## START Material to process

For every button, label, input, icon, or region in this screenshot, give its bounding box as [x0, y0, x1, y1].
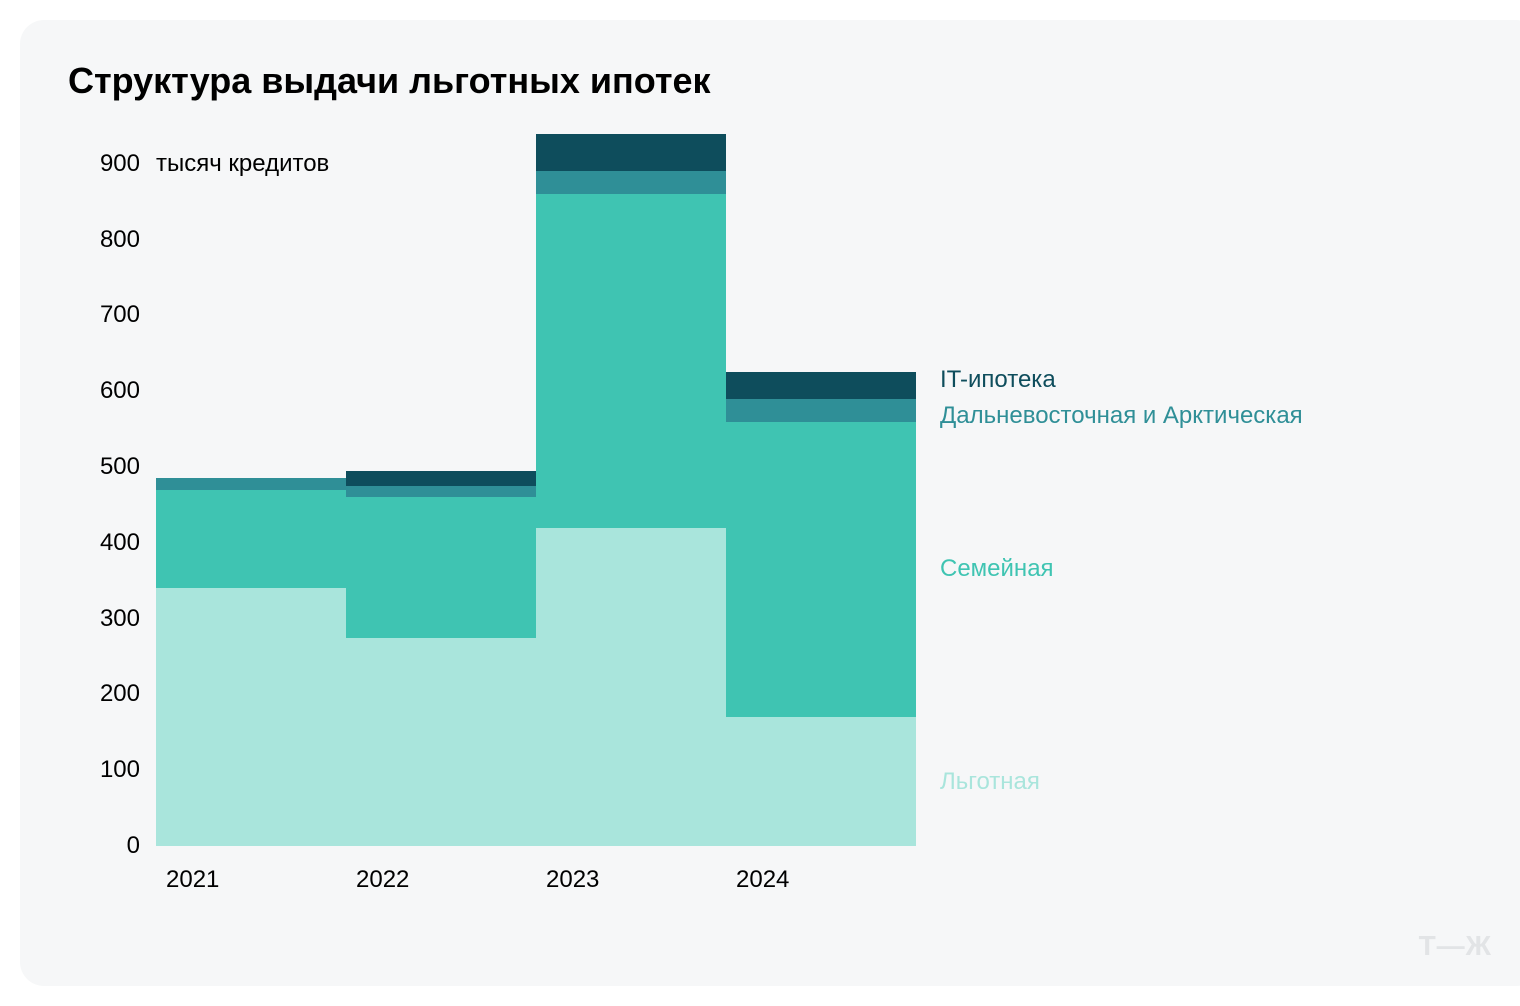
legend-it: IT-ипотека [940, 366, 1056, 394]
chart-area: 0100200300400500600700800900тысяч кредит… [68, 126, 1492, 916]
segment-semeynaya [536, 194, 726, 527]
segment-dalnevost [536, 171, 726, 194]
plot-area [156, 126, 916, 846]
segment-semeynaya [156, 490, 346, 589]
segment-semeynaya [346, 497, 536, 637]
y-tick: 300 [100, 605, 140, 633]
y-tick: 100 [100, 756, 140, 784]
segment-it [726, 372, 916, 399]
segment-lgotnaya [346, 638, 536, 846]
segment-dalnevost [726, 399, 916, 422]
y-tick: 400 [100, 529, 140, 557]
x-label: 2024 [736, 866, 789, 894]
x-label: 2023 [546, 866, 599, 894]
y-tick: 0 [127, 832, 140, 860]
legend-dalnevost: Дальневосточная и Арктическая [940, 402, 1303, 430]
x-label: 2022 [356, 866, 409, 894]
legend: IT-ипотека Дальневосточная и Арктическая С… [932, 126, 1492, 846]
segment-it [536, 134, 726, 172]
watermark-logo: Т—Ж [1419, 930, 1492, 962]
segment-it [346, 471, 536, 486]
legend-lgotnaya: Льготная [940, 768, 1040, 796]
chart-card: Структура выдачи льготных ипотек 0 100 200… [20, 20, 1520, 986]
y-tick: 900 [100, 150, 140, 178]
x-label: 2021 [166, 866, 219, 894]
segment-dalnevost [346, 486, 536, 497]
segment-lgotnaya [536, 528, 726, 846]
y-tick: 700 [100, 301, 140, 329]
segment-dalnevost [156, 478, 346, 489]
chart-title: Структура выдачи льготных ипотек [68, 60, 1492, 102]
y-tick: 600 [100, 377, 140, 405]
legend-semeynaya: Семейная [940, 555, 1054, 583]
segment-lgotnaya [726, 717, 916, 846]
segment-lgotnaya [156, 588, 346, 846]
y-tick: 800 [100, 226, 140, 254]
y-axis: 0100200300400500600700800900тысяч кредит… [68, 126, 148, 846]
y-tick: 500 [100, 453, 140, 481]
y-tick: 200 [100, 680, 140, 708]
segment-semeynaya [726, 422, 916, 718]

## END Material to process

## [Directions for this task]
Write out the lines of the items above, from the line containing "legend-it: IT-ипотека [940, 366, 1056, 394]" up to and including the line containing "legend-lgotnaya: Льготная [940, 768, 1040, 796]", reproducing each one precisely.

## [Written answer]
legend-it: IT-ипотека [940, 366, 1056, 394]
chart-area: 0100200300400500600700800900тысяч кредит… [68, 126, 1492, 916]
segment-semeynaya [536, 194, 726, 527]
segment-dalnevost [536, 171, 726, 194]
plot-area [156, 126, 916, 846]
segment-semeynaya [156, 490, 346, 589]
segment-semeynaya [346, 497, 536, 637]
y-tick: 300 [100, 605, 140, 633]
y-tick: 100 [100, 756, 140, 784]
segment-it [726, 372, 916, 399]
segment-lgotnaya [346, 638, 536, 846]
segment-dalnevost [726, 399, 916, 422]
y-tick: 400 [100, 529, 140, 557]
x-label: 2024 [736, 866, 789, 894]
x-label: 2023 [546, 866, 599, 894]
y-tick: 0 [127, 832, 140, 860]
legend-dalnevost: Дальневосточная и Арктическая [940, 402, 1303, 430]
x-label: 2022 [356, 866, 409, 894]
legend: IT-ипотека Дальневосточная и Арктическая С… [932, 126, 1492, 846]
segment-it [536, 134, 726, 172]
watermark-logo: Т—Ж [1419, 930, 1492, 962]
segment-it [346, 471, 536, 486]
legend-lgotnaya: Льготная [940, 768, 1040, 796]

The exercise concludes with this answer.